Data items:

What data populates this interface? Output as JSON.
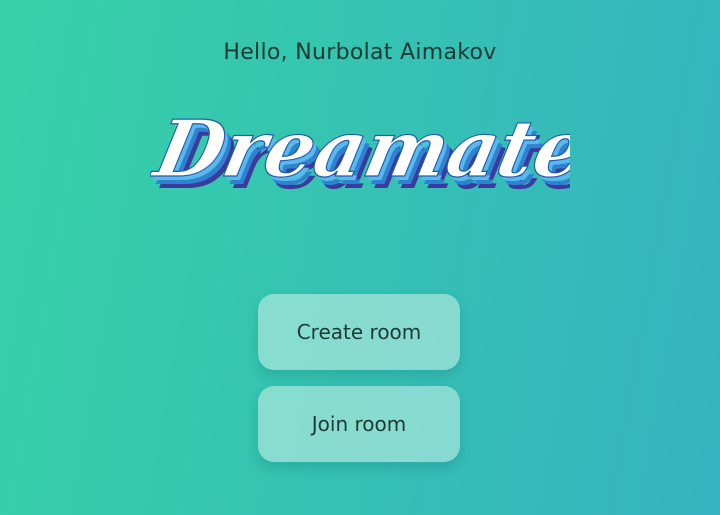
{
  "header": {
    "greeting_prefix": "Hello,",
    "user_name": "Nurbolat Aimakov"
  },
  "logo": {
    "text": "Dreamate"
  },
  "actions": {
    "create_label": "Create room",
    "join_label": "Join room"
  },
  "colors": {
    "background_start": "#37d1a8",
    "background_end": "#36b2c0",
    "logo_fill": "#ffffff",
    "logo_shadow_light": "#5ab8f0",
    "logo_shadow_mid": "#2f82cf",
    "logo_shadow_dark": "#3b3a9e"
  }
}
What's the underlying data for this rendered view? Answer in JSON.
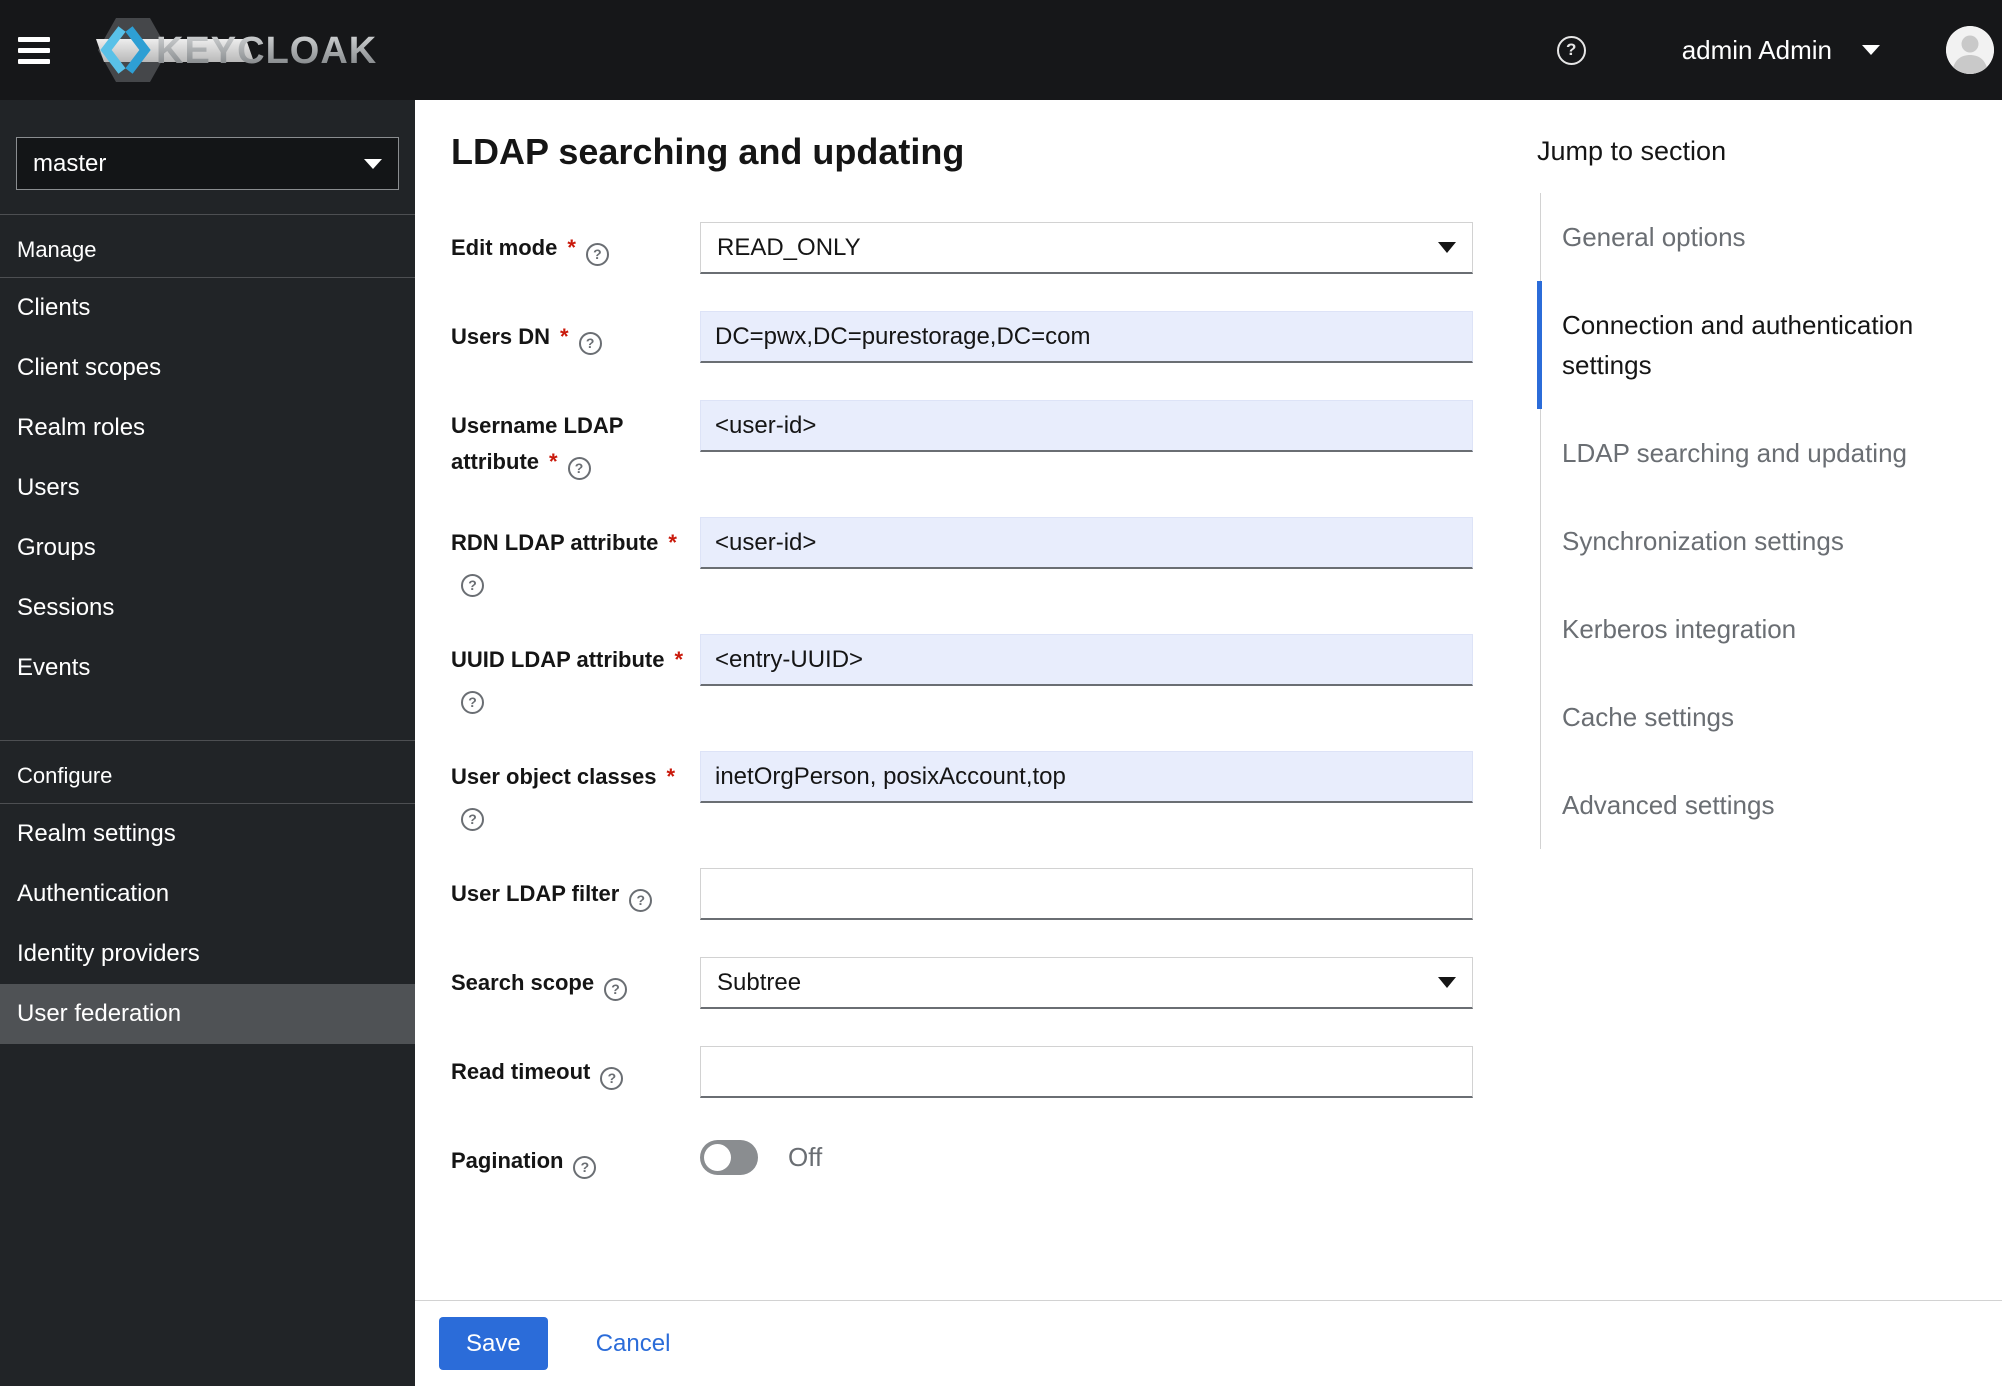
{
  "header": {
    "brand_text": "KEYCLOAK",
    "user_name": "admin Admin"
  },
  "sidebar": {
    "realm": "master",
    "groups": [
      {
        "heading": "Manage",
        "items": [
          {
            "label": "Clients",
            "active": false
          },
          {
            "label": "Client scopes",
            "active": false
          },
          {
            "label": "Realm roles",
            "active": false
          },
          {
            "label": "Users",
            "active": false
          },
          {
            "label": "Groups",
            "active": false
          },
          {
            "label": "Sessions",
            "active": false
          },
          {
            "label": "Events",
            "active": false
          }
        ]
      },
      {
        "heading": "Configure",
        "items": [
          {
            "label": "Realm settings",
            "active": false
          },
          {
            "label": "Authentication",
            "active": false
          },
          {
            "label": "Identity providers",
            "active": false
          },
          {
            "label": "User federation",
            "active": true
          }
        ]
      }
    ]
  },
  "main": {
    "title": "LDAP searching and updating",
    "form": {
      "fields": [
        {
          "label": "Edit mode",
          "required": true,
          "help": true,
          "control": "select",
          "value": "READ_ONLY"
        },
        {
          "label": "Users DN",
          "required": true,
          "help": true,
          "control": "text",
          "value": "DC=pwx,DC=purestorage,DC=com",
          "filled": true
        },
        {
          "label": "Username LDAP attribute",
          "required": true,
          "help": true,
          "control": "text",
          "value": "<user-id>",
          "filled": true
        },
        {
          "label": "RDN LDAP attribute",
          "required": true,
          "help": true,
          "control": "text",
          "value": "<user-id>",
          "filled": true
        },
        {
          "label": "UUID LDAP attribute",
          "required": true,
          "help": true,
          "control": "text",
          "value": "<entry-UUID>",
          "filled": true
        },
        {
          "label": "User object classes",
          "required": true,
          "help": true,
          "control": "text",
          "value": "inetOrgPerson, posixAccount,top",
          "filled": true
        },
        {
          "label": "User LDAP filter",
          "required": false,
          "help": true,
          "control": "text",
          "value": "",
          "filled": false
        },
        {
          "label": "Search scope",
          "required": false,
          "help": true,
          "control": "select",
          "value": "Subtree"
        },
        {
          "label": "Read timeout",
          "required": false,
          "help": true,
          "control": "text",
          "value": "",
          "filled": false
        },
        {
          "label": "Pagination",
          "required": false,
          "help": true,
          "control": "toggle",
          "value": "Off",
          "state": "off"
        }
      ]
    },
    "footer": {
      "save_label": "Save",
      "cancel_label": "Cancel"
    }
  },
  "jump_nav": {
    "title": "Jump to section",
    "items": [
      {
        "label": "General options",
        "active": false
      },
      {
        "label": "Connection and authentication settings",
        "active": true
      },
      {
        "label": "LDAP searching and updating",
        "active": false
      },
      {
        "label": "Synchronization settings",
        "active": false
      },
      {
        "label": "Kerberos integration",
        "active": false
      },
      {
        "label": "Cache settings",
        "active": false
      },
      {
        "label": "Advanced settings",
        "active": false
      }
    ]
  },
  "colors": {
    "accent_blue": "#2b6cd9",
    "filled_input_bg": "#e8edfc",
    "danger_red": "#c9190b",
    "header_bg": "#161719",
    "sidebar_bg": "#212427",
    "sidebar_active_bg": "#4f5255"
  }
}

▶ EXERCISE
Transcribe every line from the records above without alteration, and leave out the images.

▶ TASK RESULT
What data populates this interface? Output as JSON.
{
  "header": {
    "greeting_prefix": "Hello,",
    "user_name": "Nurbolat Aimakov"
  },
  "logo": {
    "text": "Dreamate"
  },
  "actions": {
    "create_label": "Create room",
    "join_label": "Join room"
  },
  "colors": {
    "background_start": "#37d1a8",
    "background_end": "#36b2c0",
    "logo_fill": "#ffffff",
    "logo_shadow_light": "#5ab8f0",
    "logo_shadow_mid": "#2f82cf",
    "logo_shadow_dark": "#3b3a9e"
  }
}
What's the underlying data for this rendered view? Answer in JSON.
{
  "header": {
    "brand_text": "KEYCLOAK",
    "user_name": "admin Admin"
  },
  "sidebar": {
    "realm": "master",
    "groups": [
      {
        "heading": "Manage",
        "items": [
          {
            "label": "Clients",
            "active": false
          },
          {
            "label": "Client scopes",
            "active": false
          },
          {
            "label": "Realm roles",
            "active": false
          },
          {
            "label": "Users",
            "active": false
          },
          {
            "label": "Groups",
            "active": false
          },
          {
            "label": "Sessions",
            "active": false
          },
          {
            "label": "Events",
            "active": false
          }
        ]
      },
      {
        "heading": "Configure",
        "items": [
          {
            "label": "Realm settings",
            "active": false
          },
          {
            "label": "Authentication",
            "active": false
          },
          {
            "label": "Identity providers",
            "active": false
          },
          {
            "label": "User federation",
            "active": true
          }
        ]
      }
    ]
  },
  "main": {
    "title": "LDAP searching and updating",
    "form": {
      "fields": [
        {
          "label": "Edit mode",
          "required": true,
          "help": true,
          "control": "select",
          "value": "READ_ONLY"
        },
        {
          "label": "Users DN",
          "required": true,
          "help": true,
          "control": "text",
          "value": "DC=pwx,DC=purestorage,DC=com",
          "filled": true
        },
        {
          "label": "Username LDAP attribute",
          "required": true,
          "help": true,
          "control": "text",
          "value": "<user-id>",
          "filled": true
        },
        {
          "label": "RDN LDAP attribute",
          "required": true,
          "help": true,
          "control": "text",
          "value": "<user-id>",
          "filled": true
        },
        {
          "label": "UUID LDAP attribute",
          "required": true,
          "help": true,
          "control": "text",
          "value": "<entry-UUID>",
          "filled": true
        },
        {
          "label": "User object classes",
          "required": true,
          "help": true,
          "control": "text",
          "value": "inetOrgPerson, posixAccount,top",
          "filled": true
        },
        {
          "label": "User LDAP filter",
          "required": false,
          "help": true,
          "control": "text",
          "value": "",
          "filled": false
        },
        {
          "label": "Search scope",
          "required": false,
          "help": true,
          "control": "select",
          "value": "Subtree"
        },
        {
          "label": "Read timeout",
          "required": false,
          "help": true,
          "control": "text",
          "value": "",
          "filled": false
        },
        {
          "label": "Pagination",
          "required": false,
          "help": true,
          "control": "toggle",
          "value": "Off",
          "state": "off"
        }
      ]
    },
    "footer": {
      "save_label": "Save",
      "cancel_label": "Cancel"
    }
  },
  "jump_nav": {
    "title": "Jump to section",
    "items": [
      {
        "label": "General options",
        "active": false
      },
      {
        "label": "Connection and authentication settings",
        "active": true
      },
      {
        "label": "LDAP searching and updating",
        "active": false
      },
      {
        "label": "Synchronization settings",
        "active": false
      },
      {
        "label": "Kerberos integration",
        "active": false
      },
      {
        "label": "Cache settings",
        "active": false
      },
      {
        "label": "Advanced settings",
        "active": false
      }
    ]
  },
  "colors": {
    "accent_blue": "#2b6cd9",
    "filled_input_bg": "#e8edfc",
    "danger_red": "#c9190b",
    "header_bg": "#161719",
    "sidebar_bg": "#212427",
    "sidebar_active_bg": "#4f5255"
  }
}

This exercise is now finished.